- EXERCISE -
The listing beneath should be written out in full, exactly as shown.

Data entries for graphics

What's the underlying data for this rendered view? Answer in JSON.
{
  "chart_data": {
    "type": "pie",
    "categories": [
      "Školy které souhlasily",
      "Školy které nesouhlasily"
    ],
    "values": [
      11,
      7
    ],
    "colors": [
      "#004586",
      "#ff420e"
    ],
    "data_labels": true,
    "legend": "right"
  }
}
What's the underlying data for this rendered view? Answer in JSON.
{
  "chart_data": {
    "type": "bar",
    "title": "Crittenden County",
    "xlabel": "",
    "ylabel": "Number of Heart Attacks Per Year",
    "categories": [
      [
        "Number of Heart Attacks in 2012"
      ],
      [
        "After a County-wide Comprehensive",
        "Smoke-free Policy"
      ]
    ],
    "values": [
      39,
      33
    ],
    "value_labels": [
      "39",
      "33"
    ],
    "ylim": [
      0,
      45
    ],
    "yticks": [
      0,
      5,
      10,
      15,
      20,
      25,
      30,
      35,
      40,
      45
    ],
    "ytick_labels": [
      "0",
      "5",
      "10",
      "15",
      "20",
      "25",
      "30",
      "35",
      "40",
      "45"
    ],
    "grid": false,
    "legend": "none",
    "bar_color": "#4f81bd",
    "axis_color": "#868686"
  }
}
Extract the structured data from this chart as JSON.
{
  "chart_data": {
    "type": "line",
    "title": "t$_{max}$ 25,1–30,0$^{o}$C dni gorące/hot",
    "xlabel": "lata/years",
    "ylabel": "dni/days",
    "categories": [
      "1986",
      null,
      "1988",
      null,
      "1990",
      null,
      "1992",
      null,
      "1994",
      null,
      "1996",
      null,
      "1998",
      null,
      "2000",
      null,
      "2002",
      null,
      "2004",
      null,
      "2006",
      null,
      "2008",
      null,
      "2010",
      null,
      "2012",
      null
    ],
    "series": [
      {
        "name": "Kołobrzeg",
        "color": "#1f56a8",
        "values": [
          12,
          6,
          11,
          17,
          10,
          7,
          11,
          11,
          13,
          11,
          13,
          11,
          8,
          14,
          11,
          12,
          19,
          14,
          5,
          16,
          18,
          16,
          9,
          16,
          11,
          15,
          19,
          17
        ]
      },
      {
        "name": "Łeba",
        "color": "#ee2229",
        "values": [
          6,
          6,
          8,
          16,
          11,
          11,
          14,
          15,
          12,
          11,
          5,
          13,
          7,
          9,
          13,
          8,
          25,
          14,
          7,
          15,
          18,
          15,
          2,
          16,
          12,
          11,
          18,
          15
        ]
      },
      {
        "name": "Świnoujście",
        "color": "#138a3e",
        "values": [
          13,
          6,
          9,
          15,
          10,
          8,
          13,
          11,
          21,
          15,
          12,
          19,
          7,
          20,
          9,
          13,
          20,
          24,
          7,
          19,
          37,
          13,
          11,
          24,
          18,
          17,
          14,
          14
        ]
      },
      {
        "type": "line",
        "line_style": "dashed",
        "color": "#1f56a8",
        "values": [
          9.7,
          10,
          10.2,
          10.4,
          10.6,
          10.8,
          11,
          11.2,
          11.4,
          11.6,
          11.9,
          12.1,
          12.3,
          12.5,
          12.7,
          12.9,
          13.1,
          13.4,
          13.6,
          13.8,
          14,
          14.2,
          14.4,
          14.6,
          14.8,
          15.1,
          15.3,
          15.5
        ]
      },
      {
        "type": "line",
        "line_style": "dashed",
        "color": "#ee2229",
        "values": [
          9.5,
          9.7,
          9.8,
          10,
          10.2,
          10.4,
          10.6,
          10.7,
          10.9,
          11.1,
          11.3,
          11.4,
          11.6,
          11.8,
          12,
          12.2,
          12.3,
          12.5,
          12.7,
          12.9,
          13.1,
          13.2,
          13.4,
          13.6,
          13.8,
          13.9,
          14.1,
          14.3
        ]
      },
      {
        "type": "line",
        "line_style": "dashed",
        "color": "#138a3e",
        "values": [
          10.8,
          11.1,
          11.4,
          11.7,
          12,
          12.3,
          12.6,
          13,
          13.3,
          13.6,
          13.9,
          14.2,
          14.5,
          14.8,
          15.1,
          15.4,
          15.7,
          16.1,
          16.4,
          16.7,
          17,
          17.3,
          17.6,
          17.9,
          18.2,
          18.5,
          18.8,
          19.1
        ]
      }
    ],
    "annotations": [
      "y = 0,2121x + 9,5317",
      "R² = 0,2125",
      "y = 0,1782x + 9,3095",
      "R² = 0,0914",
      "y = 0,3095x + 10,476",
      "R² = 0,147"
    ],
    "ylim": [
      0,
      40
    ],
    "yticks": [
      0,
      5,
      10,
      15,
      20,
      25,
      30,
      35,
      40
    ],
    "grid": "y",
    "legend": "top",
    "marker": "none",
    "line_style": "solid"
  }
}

- RESPONSE TO THIS EXERCISE -
What's the underlying data for this rendered view? Answer in JSON.
{
  "chart_data": {
    "type": "pie",
    "categories": [
      "Školy které souhlasily",
      "Školy které nesouhlasily"
    ],
    "values": [
      11,
      7
    ],
    "colors": [
      "#004586",
      "#ff420e"
    ],
    "data_labels": true,
    "legend": "right"
  }
}
What's the underlying data for this rendered view? Answer in JSON.
{
  "chart_data": {
    "type": "bar",
    "title": "Crittenden County",
    "xlabel": "",
    "ylabel": "Number of Heart Attacks Per Year",
    "categories": [
      [
        "Number of Heart Attacks in 2012"
      ],
      [
        "After a County-wide Comprehensive",
        "Smoke-free Policy"
      ]
    ],
    "values": [
      39,
      33
    ],
    "value_labels": [
      "39",
      "33"
    ],
    "ylim": [
      0,
      45
    ],
    "yticks": [
      0,
      5,
      10,
      15,
      20,
      25,
      30,
      35,
      40,
      45
    ],
    "ytick_labels": [
      "0",
      "5",
      "10",
      "15",
      "20",
      "25",
      "30",
      "35",
      "40",
      "45"
    ],
    "grid": false,
    "legend": "none",
    "bar_color": "#4f81bd",
    "axis_color": "#868686"
  }
}
Extract the structured data from this chart as JSON.
{
  "chart_data": {
    "type": "line",
    "title": "t$_{max}$ 25,1–30,0$^{o}$C dni gorące/hot",
    "xlabel": "lata/years",
    "ylabel": "dni/days",
    "categories": [
      "1986",
      null,
      "1988",
      null,
      "1990",
      null,
      "1992",
      null,
      "1994",
      null,
      "1996",
      null,
      "1998",
      null,
      "2000",
      null,
      "2002",
      null,
      "2004",
      null,
      "2006",
      null,
      "2008",
      null,
      "2010",
      null,
      "2012",
      null
    ],
    "series": [
      {
        "name": "Kołobrzeg",
        "color": "#1f56a8",
        "values": [
          12,
          6,
          11,
          17,
          10,
          7,
          11,
          11,
          13,
          11,
          13,
          11,
          8,
          14,
          11,
          12,
          19,
          14,
          5,
          16,
          18,
          16,
          9,
          16,
          11,
          15,
          19,
          17
        ]
      },
      {
        "name": "Łeba",
        "color": "#ee2229",
        "values": [
          6,
          6,
          8,
          16,
          11,
          11,
          14,
          15,
          12,
          11,
          5,
          13,
          7,
          9,
          13,
          8,
          25,
          14,
          7,
          15,
          18,
          15,
          2,
          16,
          12,
          11,
          18,
          15
        ]
      },
      {
        "name": "Świnoujście",
        "color": "#138a3e",
        "values": [
          13,
          6,
          9,
          15,
          10,
          8,
          13,
          11,
          21,
          15,
          12,
          19,
          7,
          20,
          9,
          13,
          20,
          24,
          7,
          19,
          37,
          13,
          11,
          24,
          18,
          17,
          14,
          14
        ]
      },
      {
        "type": "line",
        "line_style": "dashed",
        "color": "#1f56a8",
        "values": [
          9.7,
          10,
          10.2,
          10.4,
          10.6,
          10.8,
          11,
          11.2,
          11.4,
          11.6,
          11.9,
          12.1,
          12.3,
          12.5,
          12.7,
          12.9,
          13.1,
          13.4,
          13.6,
          13.8,
          14,
          14.2,
          14.4,
          14.6,
          14.8,
          15.1,
          15.3,
          15.5
        ]
      },
      {
        "type": "line",
        "line_style": "dashed",
        "color": "#ee2229",
        "values": [
          9.5,
          9.7,
          9.8,
          10,
          10.2,
          10.4,
          10.6,
          10.7,
          10.9,
          11.1,
          11.3,
          11.4,
          11.6,
          11.8,
          12,
          12.2,
          12.3,
          12.5,
          12.7,
          12.9,
          13.1,
          13.2,
          13.4,
          13.6,
          13.8,
          13.9,
          14.1,
          14.3
        ]
      },
      {
        "type": "line",
        "line_style": "dashed",
        "color": "#138a3e",
        "values": [
          10.8,
          11.1,
          11.4,
          11.7,
          12,
          12.3,
          12.6,
          13,
          13.3,
          13.6,
          13.9,
          14.2,
          14.5,
          14.8,
          15.1,
          15.4,
          15.7,
          16.1,
          16.4,
          16.7,
          17,
          17.3,
          17.6,
          17.9,
          18.2,
          18.5,
          18.8,
          19.1
        ]
      }
    ],
    "annotations": [
      "y = 0,2121x + 9,5317",
      "R² = 0,2125",
      "y = 0,1782x + 9,3095",
      "R² = 0,0914",
      "y = 0,3095x + 10,476",
      "R² = 0,147"
    ],
    "ylim": [
      0,
      40
    ],
    "yticks": [
      0,
      5,
      10,
      15,
      20,
      25,
      30,
      35,
      40
    ],
    "grid": "y",
    "legend": "top",
    "marker": "none",
    "line_style": "solid"
  }
}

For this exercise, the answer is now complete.